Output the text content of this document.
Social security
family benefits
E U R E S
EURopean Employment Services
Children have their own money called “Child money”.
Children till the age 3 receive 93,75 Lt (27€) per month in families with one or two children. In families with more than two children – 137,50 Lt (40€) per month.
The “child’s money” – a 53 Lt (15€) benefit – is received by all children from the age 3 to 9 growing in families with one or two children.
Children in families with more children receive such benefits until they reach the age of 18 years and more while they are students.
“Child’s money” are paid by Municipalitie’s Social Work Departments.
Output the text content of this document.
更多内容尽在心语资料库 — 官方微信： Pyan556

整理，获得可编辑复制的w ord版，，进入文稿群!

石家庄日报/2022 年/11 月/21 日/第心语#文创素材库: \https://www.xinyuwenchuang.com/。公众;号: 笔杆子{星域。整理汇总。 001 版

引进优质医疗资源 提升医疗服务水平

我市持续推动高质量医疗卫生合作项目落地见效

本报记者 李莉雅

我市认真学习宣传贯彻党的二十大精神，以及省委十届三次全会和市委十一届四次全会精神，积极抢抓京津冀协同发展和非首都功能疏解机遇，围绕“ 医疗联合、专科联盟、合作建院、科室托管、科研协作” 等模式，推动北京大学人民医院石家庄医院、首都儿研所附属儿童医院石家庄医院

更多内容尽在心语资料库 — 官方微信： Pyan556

* **TASK**:
Using the exact wording, write out all of the records.

* **SOLUTION FOR THIS EXERCISE**:
Output the text content of this document.
Social security
family benefits
E U R E S
EURopean Employment Services
Children have their own money called “Child money”.
Children till the age 3 receive 93,75 Lt (27€) per month in families with one or two children. In families with more than two children – 137,50 Lt (40€) per month.
The “child’s money” – a 53 Lt (15€) benefit – is received by all children from the age 3 to 9 growing in families with one or two children.
Children in families with more children receive such benefits until they reach the age of 18 years and more while they are students.
“Child’s money” are paid by Municipalitie’s Social Work Departments.
Output the text content of this document.
更多内容尽在心语资料库 — 官方微信： Pyan556

整理，获得可编辑复制的w ord版，，进入文稿群!

石家庄日报/2022 年/11 月/21 日/第心语#文创素材库: \https://www.xinyuwenchuang.com/。公众;号: 笔杆子{星域。整理汇总。 001 版

引进优质医疗资源 提升医疗服务水平

我市持续推动高质量医疗卫生合作项目落地见效

本报记者 李莉雅

我市认真学习宣传贯彻党的二十大精神，以及省委十届三次全会和市委十一届四次全会精神，积极抢抓京津冀协同发展和非首都功能疏解机遇，围绕“ 医疗联合、专科联盟、合作建院、科室托管、科研协作” 等模式，推动北京大学人民医院石家庄医院、首都儿研所附属儿童医院石家庄医院

更多内容尽在心语资料库 — 官方微信： Pyan556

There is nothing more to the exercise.